*** Opening RECORDS TO PROCESS ***
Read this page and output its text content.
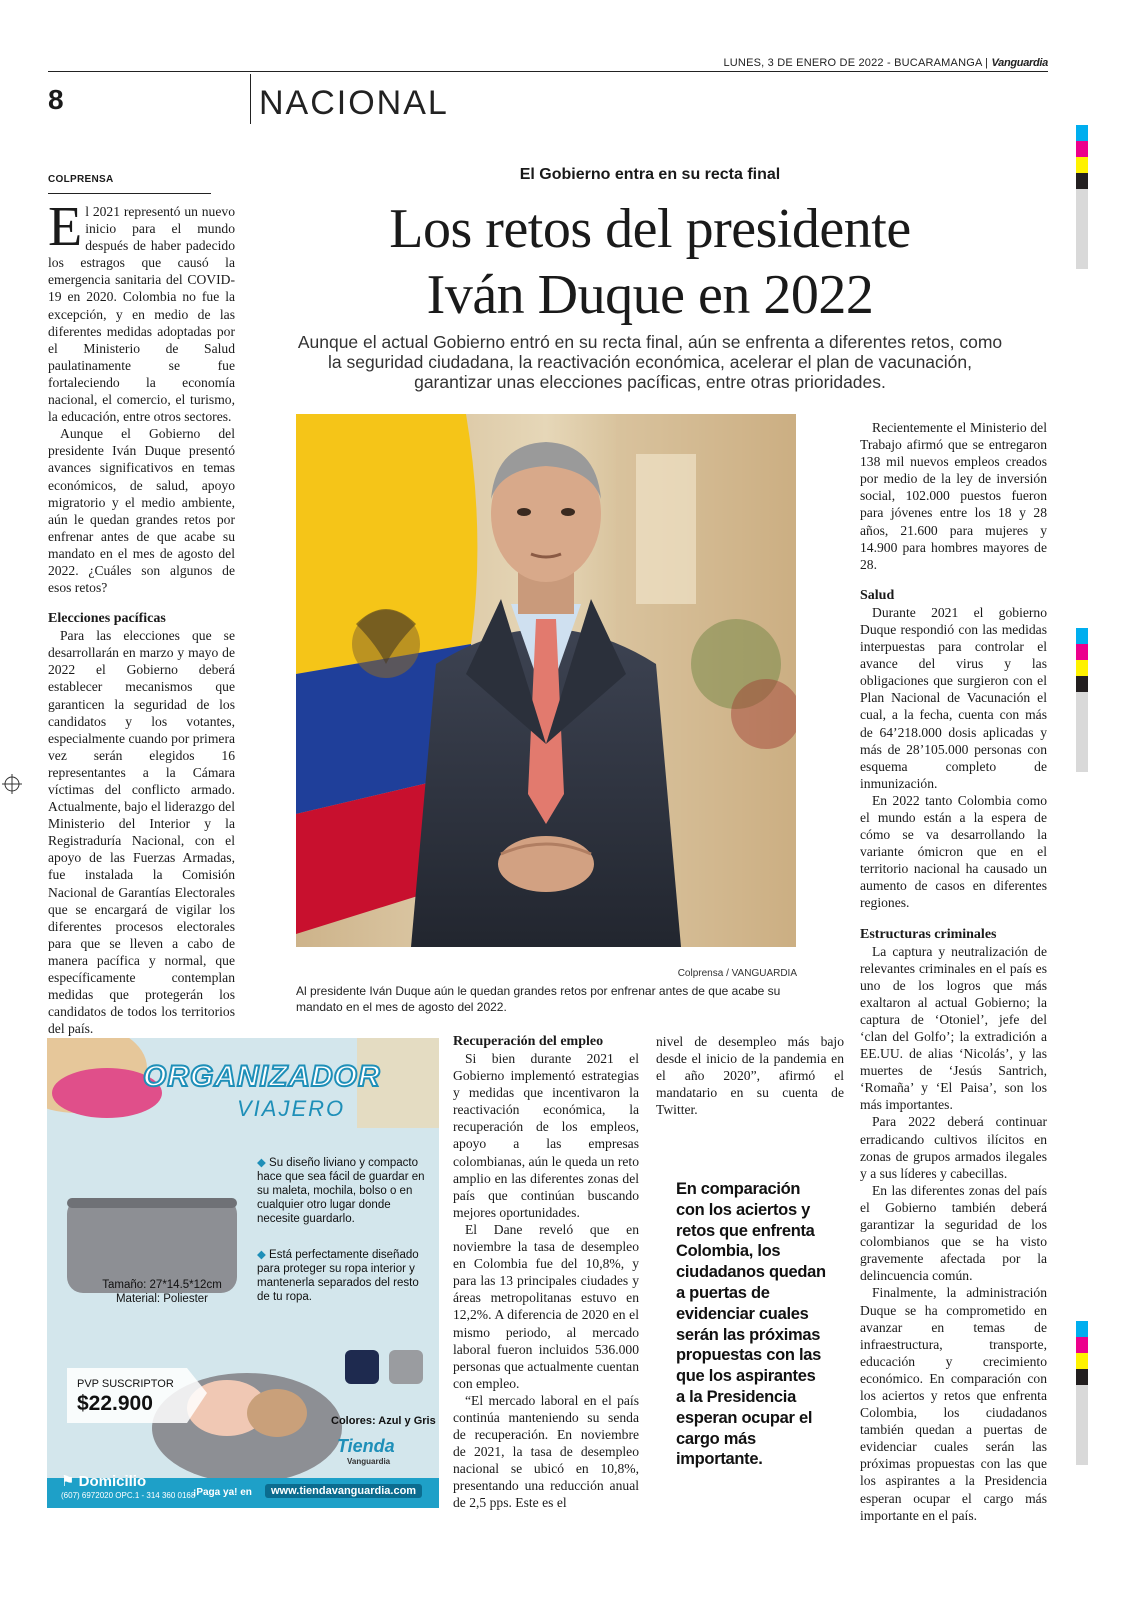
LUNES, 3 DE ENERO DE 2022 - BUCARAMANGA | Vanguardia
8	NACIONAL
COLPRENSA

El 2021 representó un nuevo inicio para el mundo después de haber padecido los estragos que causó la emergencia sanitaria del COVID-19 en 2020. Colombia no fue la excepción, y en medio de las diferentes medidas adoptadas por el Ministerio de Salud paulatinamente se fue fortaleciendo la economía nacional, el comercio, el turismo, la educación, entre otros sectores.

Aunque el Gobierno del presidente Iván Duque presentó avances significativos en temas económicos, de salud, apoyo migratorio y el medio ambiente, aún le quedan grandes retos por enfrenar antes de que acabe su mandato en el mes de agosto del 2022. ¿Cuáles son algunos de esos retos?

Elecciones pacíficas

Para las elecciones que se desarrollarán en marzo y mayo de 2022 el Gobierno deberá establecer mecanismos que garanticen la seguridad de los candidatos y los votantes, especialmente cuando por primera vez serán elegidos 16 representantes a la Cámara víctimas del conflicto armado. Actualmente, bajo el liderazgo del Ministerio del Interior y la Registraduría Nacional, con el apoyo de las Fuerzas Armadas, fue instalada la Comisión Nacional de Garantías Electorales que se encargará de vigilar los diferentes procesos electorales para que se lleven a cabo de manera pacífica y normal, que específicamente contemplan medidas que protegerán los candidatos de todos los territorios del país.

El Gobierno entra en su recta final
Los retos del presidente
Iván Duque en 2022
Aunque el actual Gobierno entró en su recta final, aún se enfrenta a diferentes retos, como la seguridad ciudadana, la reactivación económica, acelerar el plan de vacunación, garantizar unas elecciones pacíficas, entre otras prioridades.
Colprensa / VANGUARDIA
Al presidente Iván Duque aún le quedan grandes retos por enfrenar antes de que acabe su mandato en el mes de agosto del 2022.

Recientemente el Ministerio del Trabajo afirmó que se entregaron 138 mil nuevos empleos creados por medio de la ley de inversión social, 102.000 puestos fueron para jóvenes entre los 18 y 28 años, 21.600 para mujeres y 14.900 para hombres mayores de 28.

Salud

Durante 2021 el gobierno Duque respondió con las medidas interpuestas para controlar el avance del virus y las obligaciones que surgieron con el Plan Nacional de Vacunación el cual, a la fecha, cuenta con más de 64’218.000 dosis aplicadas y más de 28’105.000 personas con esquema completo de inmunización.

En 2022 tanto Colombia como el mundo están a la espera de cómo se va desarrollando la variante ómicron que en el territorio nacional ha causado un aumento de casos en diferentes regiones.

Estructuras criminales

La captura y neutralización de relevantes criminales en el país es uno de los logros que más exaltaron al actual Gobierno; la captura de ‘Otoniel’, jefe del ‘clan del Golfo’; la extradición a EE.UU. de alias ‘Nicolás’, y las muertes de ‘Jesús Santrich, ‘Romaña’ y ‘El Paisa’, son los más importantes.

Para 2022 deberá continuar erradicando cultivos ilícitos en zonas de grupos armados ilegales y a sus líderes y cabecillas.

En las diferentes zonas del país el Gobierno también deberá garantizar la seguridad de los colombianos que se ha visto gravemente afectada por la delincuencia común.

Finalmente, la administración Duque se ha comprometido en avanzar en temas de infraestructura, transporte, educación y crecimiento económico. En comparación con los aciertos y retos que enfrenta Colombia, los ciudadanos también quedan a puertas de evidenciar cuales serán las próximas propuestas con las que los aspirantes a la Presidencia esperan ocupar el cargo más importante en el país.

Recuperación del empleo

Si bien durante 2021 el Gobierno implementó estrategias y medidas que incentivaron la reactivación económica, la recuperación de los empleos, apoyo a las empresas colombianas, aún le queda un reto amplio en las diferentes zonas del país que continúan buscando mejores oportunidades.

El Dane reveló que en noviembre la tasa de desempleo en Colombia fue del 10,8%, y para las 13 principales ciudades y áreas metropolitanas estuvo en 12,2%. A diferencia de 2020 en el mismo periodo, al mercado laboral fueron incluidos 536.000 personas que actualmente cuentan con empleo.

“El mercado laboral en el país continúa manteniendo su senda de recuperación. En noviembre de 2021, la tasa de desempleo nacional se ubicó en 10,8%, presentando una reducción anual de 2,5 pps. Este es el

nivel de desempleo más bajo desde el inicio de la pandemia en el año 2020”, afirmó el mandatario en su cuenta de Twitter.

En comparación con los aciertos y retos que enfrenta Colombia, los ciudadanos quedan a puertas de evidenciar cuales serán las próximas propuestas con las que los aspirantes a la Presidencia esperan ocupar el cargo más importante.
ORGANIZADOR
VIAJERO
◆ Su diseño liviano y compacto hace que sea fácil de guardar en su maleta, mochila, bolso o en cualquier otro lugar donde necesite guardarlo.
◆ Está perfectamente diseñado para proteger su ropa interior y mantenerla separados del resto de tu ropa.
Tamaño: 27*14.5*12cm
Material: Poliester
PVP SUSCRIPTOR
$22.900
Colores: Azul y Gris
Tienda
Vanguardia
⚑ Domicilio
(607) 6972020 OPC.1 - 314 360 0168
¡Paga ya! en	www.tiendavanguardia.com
*** Closing RECORDS TO PROCESS ***
*** Opening RECORDS TO PROCESS ***
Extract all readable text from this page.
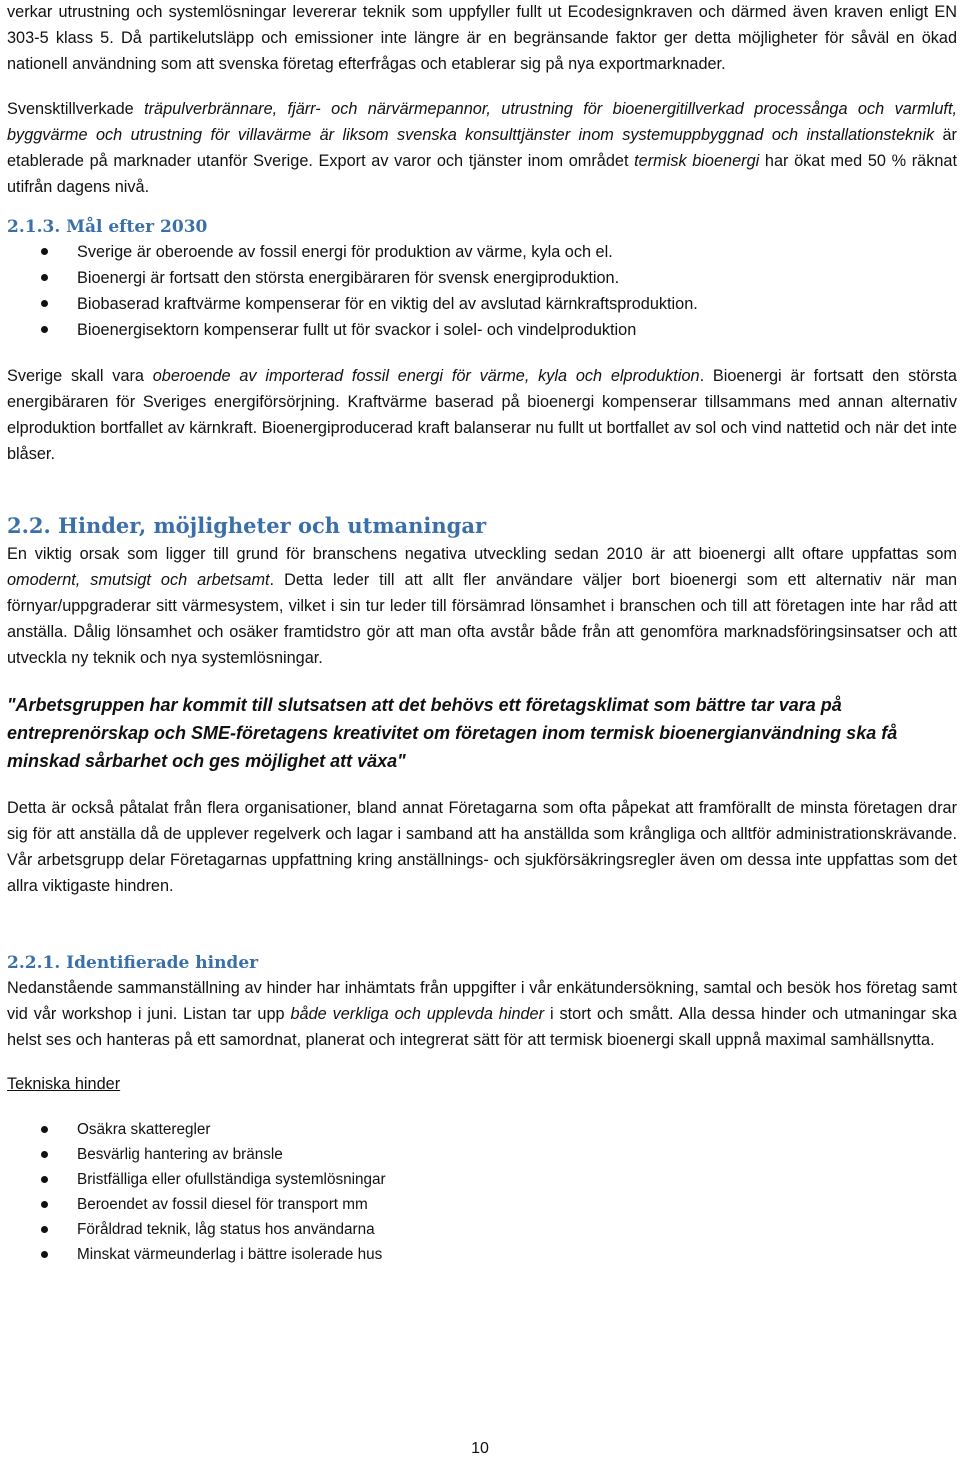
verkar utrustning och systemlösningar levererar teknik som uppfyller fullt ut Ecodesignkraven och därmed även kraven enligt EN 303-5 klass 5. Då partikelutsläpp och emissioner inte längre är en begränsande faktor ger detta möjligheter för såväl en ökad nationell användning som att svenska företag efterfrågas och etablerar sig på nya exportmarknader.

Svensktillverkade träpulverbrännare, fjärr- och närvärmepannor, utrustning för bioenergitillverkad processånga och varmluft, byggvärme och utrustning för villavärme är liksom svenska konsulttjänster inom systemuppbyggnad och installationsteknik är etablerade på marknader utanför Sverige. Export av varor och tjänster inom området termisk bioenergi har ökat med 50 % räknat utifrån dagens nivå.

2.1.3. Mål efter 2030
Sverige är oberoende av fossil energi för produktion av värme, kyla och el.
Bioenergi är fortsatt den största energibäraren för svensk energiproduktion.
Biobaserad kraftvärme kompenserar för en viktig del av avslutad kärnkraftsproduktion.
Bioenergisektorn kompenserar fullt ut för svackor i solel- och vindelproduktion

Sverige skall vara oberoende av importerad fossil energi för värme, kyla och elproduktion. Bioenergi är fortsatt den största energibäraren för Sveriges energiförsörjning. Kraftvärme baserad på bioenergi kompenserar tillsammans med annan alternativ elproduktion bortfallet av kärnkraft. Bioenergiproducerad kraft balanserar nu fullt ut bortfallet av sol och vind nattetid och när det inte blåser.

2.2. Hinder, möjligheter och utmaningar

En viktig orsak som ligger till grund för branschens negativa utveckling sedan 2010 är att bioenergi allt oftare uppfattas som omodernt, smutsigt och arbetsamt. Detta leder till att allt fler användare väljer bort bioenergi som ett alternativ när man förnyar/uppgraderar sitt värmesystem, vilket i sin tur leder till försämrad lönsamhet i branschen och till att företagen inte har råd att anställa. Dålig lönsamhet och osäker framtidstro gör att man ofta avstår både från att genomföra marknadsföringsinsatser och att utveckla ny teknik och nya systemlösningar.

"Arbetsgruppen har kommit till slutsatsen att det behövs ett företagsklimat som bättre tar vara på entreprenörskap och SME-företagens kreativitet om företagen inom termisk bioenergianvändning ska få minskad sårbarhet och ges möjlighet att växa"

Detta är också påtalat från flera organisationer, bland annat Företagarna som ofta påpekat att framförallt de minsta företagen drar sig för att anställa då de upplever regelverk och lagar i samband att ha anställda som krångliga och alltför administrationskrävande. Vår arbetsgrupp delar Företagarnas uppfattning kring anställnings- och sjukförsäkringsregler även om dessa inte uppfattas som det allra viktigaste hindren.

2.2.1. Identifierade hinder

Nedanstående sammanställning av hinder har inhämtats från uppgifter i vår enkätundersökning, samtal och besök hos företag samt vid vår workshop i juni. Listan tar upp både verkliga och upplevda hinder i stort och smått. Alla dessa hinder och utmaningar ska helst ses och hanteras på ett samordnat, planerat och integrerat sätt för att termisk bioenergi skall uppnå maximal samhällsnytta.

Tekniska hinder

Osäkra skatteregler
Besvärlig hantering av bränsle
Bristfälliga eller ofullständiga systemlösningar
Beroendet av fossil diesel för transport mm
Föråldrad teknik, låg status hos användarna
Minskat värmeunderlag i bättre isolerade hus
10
*** Closing RECORDS TO PROCESS ***
[YOUR INSTRUCTIONS]
Lines with "ocupar" in the records above: copy every one of them.

[RESPONSE TO THE TASK]
Finalmente, la administración Duque se ha comprometido en avanzar en temas de infraestructura, transporte, educación y crecimiento económico. En comparación con los aciertos y retos que enfrenta Colombia, los ciudadanos también quedan a puertas de evidenciar cuales serán las próximas propuestas con las que los aspirantes a la Presidencia esperan ocupar el cargo más importante en el país.
En comparación con los aciertos y retos que enfrenta Colombia, los ciudadanos quedan a puertas de evidenciar cuales serán las próximas propuestas con las que los aspirantes a la Presidencia esperan ocupar el cargo más importante.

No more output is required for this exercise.